Across all the lines below, how many contain the string "this"? Please reply with the number only.

[START]

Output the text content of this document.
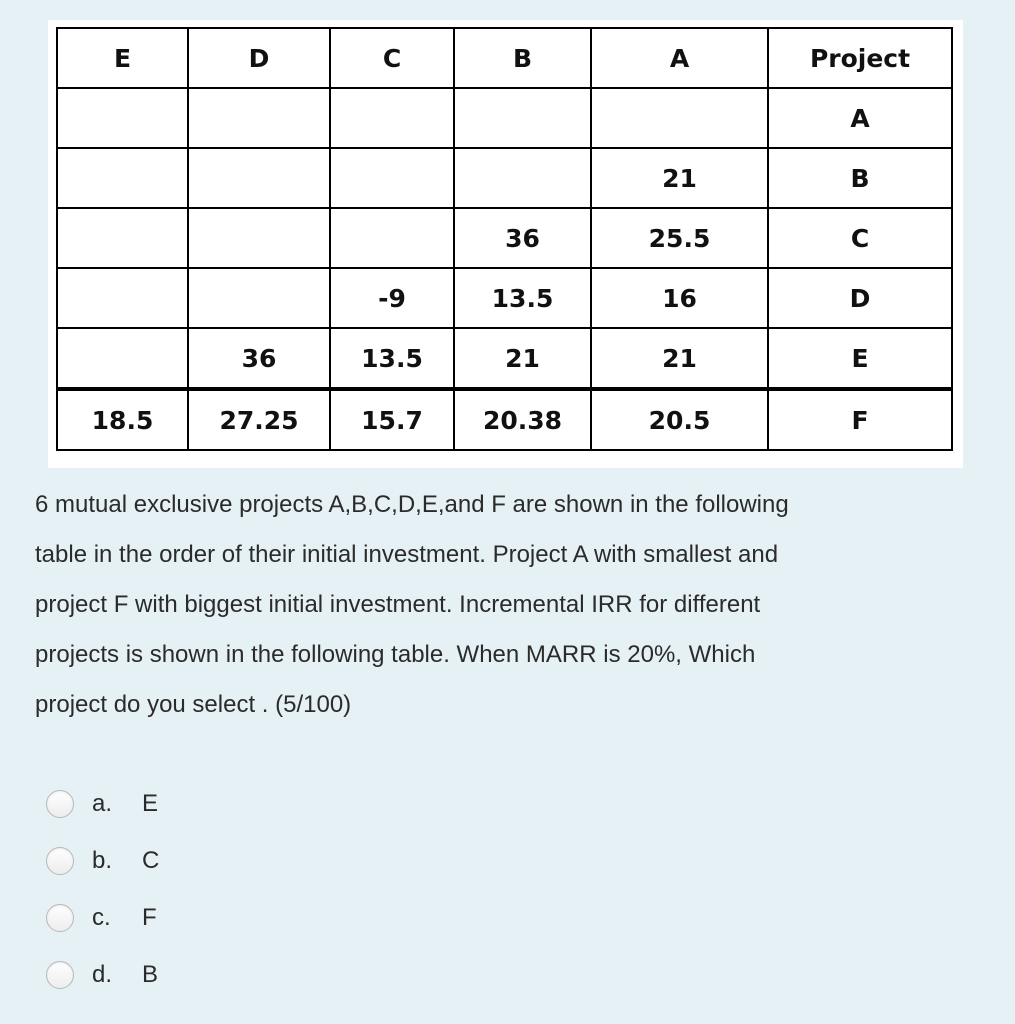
E	D	C	B	A	Project
					A
				21	B
			36	25.5	C
		-9	13.5	16	D
	36	13.5	21	21	E
18.5	27.25	15.7	20.38	20.5	F
6 mutual exclusive projects A,B,C,D,E,and F are shown in the following
table in the order of their initial investment. Project A with smallest and
project F with biggest initial investment. Incremental IRR for different
projects is shown in the following table. When MARR is 20%, Which
project do you select . (5/100)
a.	E
b.	C
c.	F
d.	B
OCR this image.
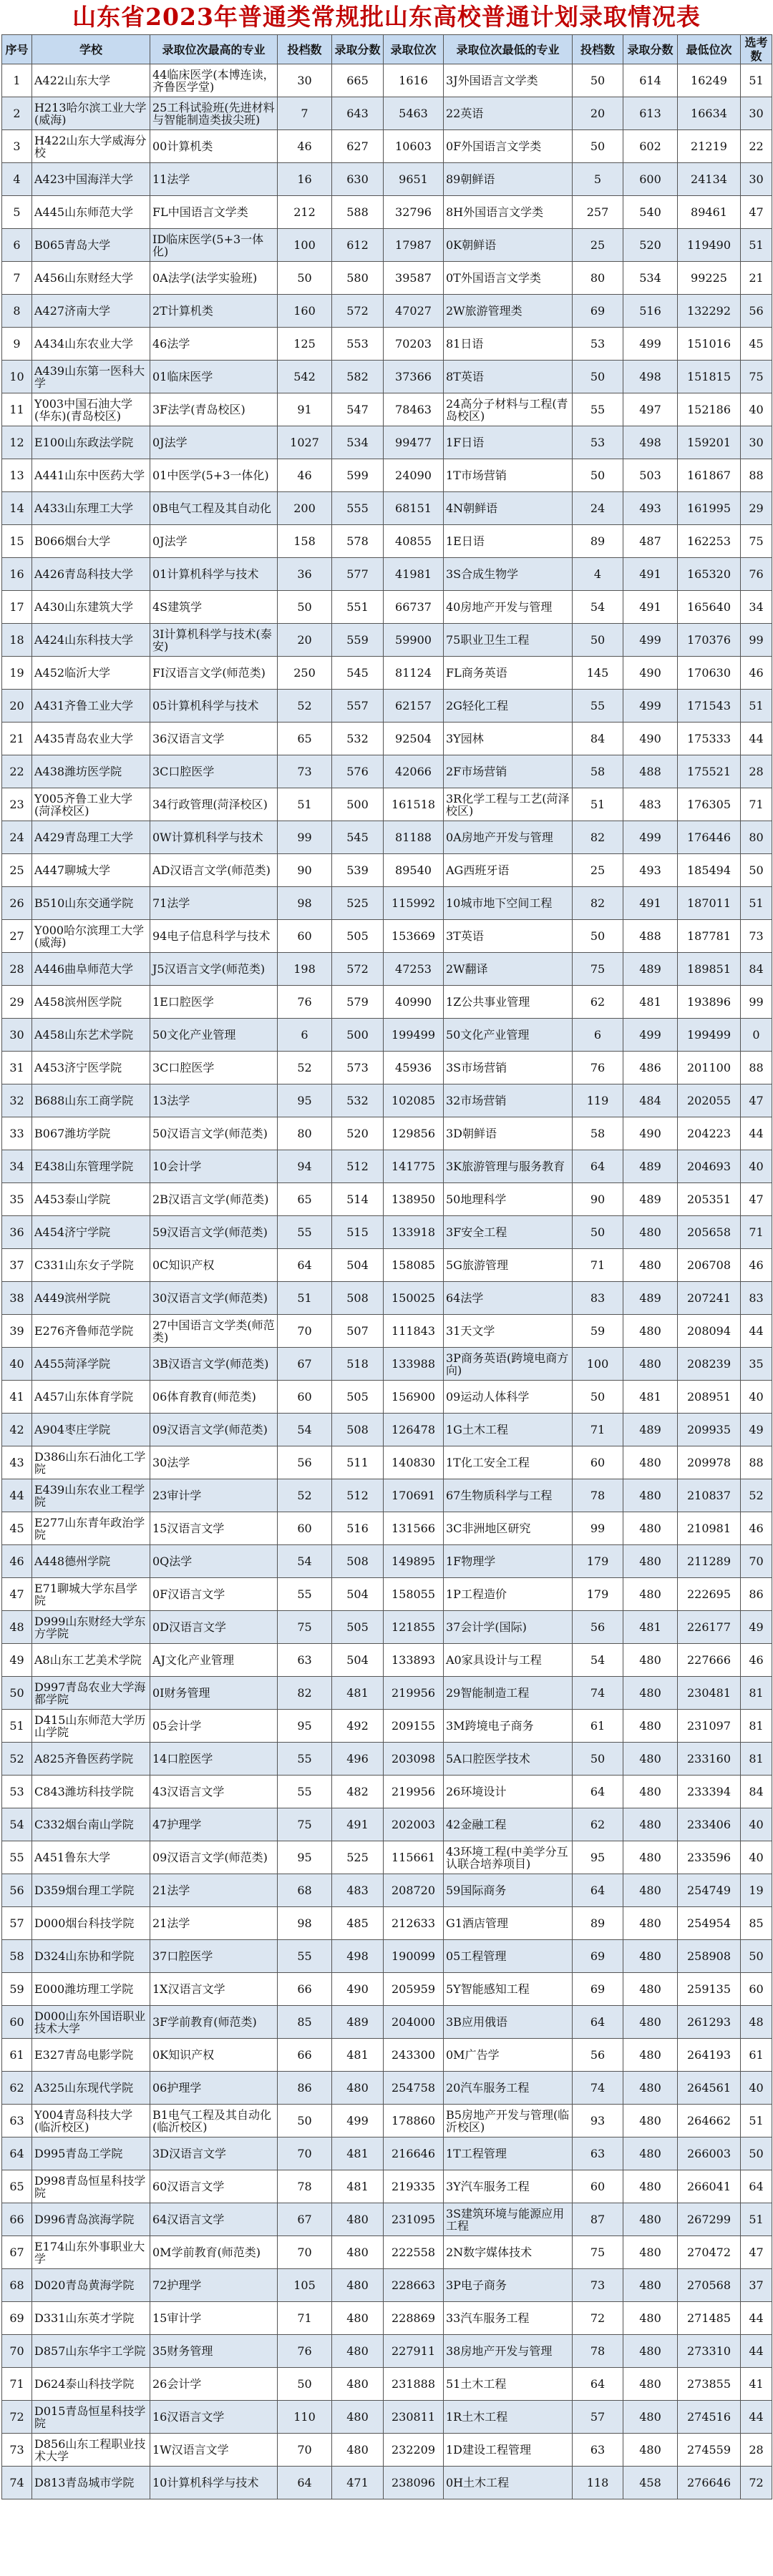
山东省2023年普通类常规批山东高校普通计划录取情况表
序号	学校	录取位次最高的专业	投档数	录取分数	录取位次	录取位次最低的专业	投档数	录取分数	最低位次	选考数
1	A422山东大学	44临床医学(本博连读，齐鲁医学堂)	30	665	1616	3J外国语言文学类	50	614	16249	51
2	H213哈尔滨工业大学(威海)	25工科试验班(先进材料与智能制造类拔尖班)	7	643	5463	22英语	20	613	16634	30
3	H422山东大学威海分校	00计算机类	46	627	10603	0F外国语言文学类	50	602	21219	22
4	A423中国海洋大学	11法学	16	630	9651	89朝鲜语	5	600	24134	30
5	A445山东师范大学	FL中国语言文学类	212	588	32796	8H外国语言文学类	257	540	89461	47
6	B065青岛大学	ID临床医学(5+3一体化)	100	612	17987	0K朝鲜语	25	520	119490	51
7	A456山东财经大学	0A法学(法学实验班)	50	580	39587	0T外国语言文学类	80	534	99225	21
8	A427济南大学	2T计算机类	160	572	47027	2W旅游管理类	69	516	132292	56
9	A434山东农业大学	46法学	125	553	70203	81日语	53	499	151016	45
10	A439山东第一医科大学	01临床医学	542	582	37366	8T英语	50	498	151815	75
11	Y003中国石油大学(华东)(青岛校区)	3F法学(青岛校区)	91	547	78463	24高分子材料与工程(青岛校区)	55	497	152186	40
12	E100山东政法学院	0J法学	1027	534	99477	1F日语	53	498	159201	30
13	A441山东中医药大学	01中医学(5+3一体化)	46	599	24090	1T市场营销	50	503	161867	88
14	A433山东理工大学	0B电气工程及其自动化	200	555	68151	4N朝鲜语	24	493	161995	29
15	B066烟台大学	0J法学	158	578	40855	1E日语	89	487	162253	75
16	A426青岛科技大学	01计算机科学与技术	36	577	41981	3S合成生物学	4	491	165320	76
17	A430山东建筑大学	4S建筑学	50	551	66737	40房地产开发与管理	54	491	165640	34
18	A424山东科技大学	3I计算机科学与技术(泰安)	20	559	59900	75职业卫生工程	50	499	170376	99
19	A452临沂大学	FI汉语言文学(师范类)	250	545	81124	FL商务英语	145	490	170630	46
20	A431齐鲁工业大学	05计算机科学与技术	52	557	62157	2G轻化工程	55	499	171543	51
21	A435青岛农业大学	36汉语言文学	65	532	92504	3Y园林	84	490	175333	44
22	A438潍坊医学院	3C口腔医学	73	576	42066	2F市场营销	58	488	175521	28
23	Y005齐鲁工业大学(菏泽校区)	34行政管理(菏泽校区)	51	500	161518	3R化学工程与工艺(菏泽校区)	51	483	176305	71
24	A429青岛理工大学	0W计算机科学与技术	99	545	81188	0A房地产开发与管理	82	499	176446	80
25	A447聊城大学	AD汉语言文学(师范类)	90	539	89540	AG西班牙语	25	493	185494	50
26	B510山东交通学院	71法学	98	525	115992	10城市地下空间工程	82	491	187011	51
27	Y000哈尔滨理工大学(威海)	94电子信息科学与技术	60	505	153669	3T英语	50	488	187781	73
28	A446曲阜师范大学	J5汉语言文学(师范类)	198	572	47253	2W翻译	75	489	189851	84
29	A458滨州医学院	1E口腔医学	76	579	40990	1Z公共事业管理	62	481	193896	99
30	A458山东艺术学院	50文化产业管理	6	500	199499	50文化产业管理	6	499	199499	0
31	A453济宁医学院	3C口腔医学	52	573	45936	3S市场营销	76	486	201100	88
32	B688山东工商学院	13法学	95	532	102085	32市场营销	119	484	202055	47
33	B067潍坊学院	50汉语言文学(师范类)	80	520	129856	3D朝鲜语	58	490	204223	44
34	E438山东管理学院	10会计学	94	512	141775	3K旅游管理与服务教育	64	489	204693	40
35	A453泰山学院	2B汉语言文学(师范类)	65	514	138950	50地理科学	90	489	205351	47
36	A454济宁学院	59汉语言文学(师范类)	55	515	133918	3F安全工程	50	480	205658	71
37	C331山东女子学院	0C知识产权	64	504	158085	5G旅游管理	71	480	206708	46
38	A449滨州学院	30汉语言文学(师范类)	51	508	150025	64法学	83	489	207241	83
39	E276齐鲁师范学院	27中国语言文学类(师范类)	70	507	111843	31天文学	59	480	208094	44
40	A455菏泽学院	3B汉语言文学(师范类)	67	518	133988	3P商务英语(跨境电商方向)	100	480	208239	35
41	A457山东体育学院	06体育教育(师范类)	60	505	156900	09运动人体科学	50	481	208951	40
42	A904枣庄学院	09汉语言文学(师范类)	54	508	126478	1G土木工程	71	489	209935	49
43	D386山东石油化工学院	30法学	56	511	140830	1T化工安全工程	60	480	209978	88
44	E439山东农业工程学院	23审计学	52	512	170691	67生物质科学与工程	78	480	210837	52
45	E277山东青年政治学院	15汉语言文学	60	516	131566	3C非洲地区研究	99	480	210981	46
46	A448德州学院	0Q法学	54	508	149895	1F物理学	179	480	211289	70
47	E71聊城大学东昌学院	0F汉语言文学	55	504	158055	1P工程造价	179	480	222695	86
48	D999山东财经大学东方学院	0D汉语言文学	75	505	121855	37会计学(国际)	56	481	226177	49
49	A8山东工艺美术学院	AJ文化产业管理	63	504	133893	A0家具设计与工程	54	480	227666	46
50	D997青岛农业大学海都学院	0I财务管理	82	481	219956	29智能制造工程	74	480	230481	81
51	D415山东师范大学历山学院	05会计学	95	492	209155	3M跨境电子商务	61	480	231097	81
52	A825齐鲁医药学院	14口腔医学	55	496	203098	5A口腔医学技术	50	480	233160	81
53	C843潍坊科技学院	43汉语言文学	55	482	219956	26环境设计	64	480	233394	84
54	C332烟台南山学院	47护理学	75	491	202003	42金融工程	62	480	233406	40
55	A451鲁东大学	09汉语言文学(师范类)	95	525	115661	43环境工程(中美学分互认联合培养项目)	95	480	233596	40
56	D359烟台理工学院	21法学	68	483	208720	59国际商务	64	480	254749	19
57	D000烟台科技学院	21法学	98	485	212633	G1酒店管理	89	480	254954	85
58	D324山东协和学院	37口腔医学	55	498	190099	05工程管理	69	480	258908	50
59	E000潍坊理工学院	1X汉语言文学	66	490	205959	5Y智能感知工程	69	480	259135	60
60	D000山东外国语职业技术大学	3F学前教育(师范类)	85	489	204000	3B应用俄语	64	480	261293	48
61	E327青岛电影学院	0K知识产权	66	481	243300	0M广告学	56	480	264193	61
62	A325山东现代学院	06护理学	86	480	254758	20汽车服务工程	74	480	264561	40
63	Y004青岛科技大学(临沂校区)	B1电气工程及其自动化(临沂校区)	50	499	178860	B5房地产开发与管理(临沂校区)	93	480	264662	51
64	D995青岛工学院	3D汉语言文学	70	481	216646	1T工程管理	63	480	266003	50
65	D998青岛恒星科技学院	60汉语言文学	78	481	219335	3Y汽车服务工程	60	480	266041	64
66	D996青岛滨海学院	64汉语言文学	67	480	231095	3S建筑环境与能源应用工程	87	480	267299	51
67	E174山东外事职业大学	0M学前教育(师范类)	70	480	222558	2N数字媒体技术	75	480	270472	47
68	D020青岛黄海学院	72护理学	105	480	228663	3P电子商务	73	480	270568	37
69	D331山东英才学院	15审计学	71	480	228869	33汽车服务工程	72	480	271485	44
70	D857山东华宇工学院	35财务管理	76	480	227911	38房地产开发与管理	78	480	273310	44
71	D624泰山科技学院	26会计学	50	480	231888	51土木工程	64	480	273855	41
72	D015青岛恒星科技学院	16汉语言文学	110	480	230811	1R土木工程	57	480	274516	44
73	D856山东工程职业技术大学	1W汉语言文学	70	480	232209	1D建设工程管理	63	480	274559	28
74	D813青岛城市学院	10计算机科学与技术	64	471	238096	0H土木工程	118	458	276646	72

[END]

The answer: 2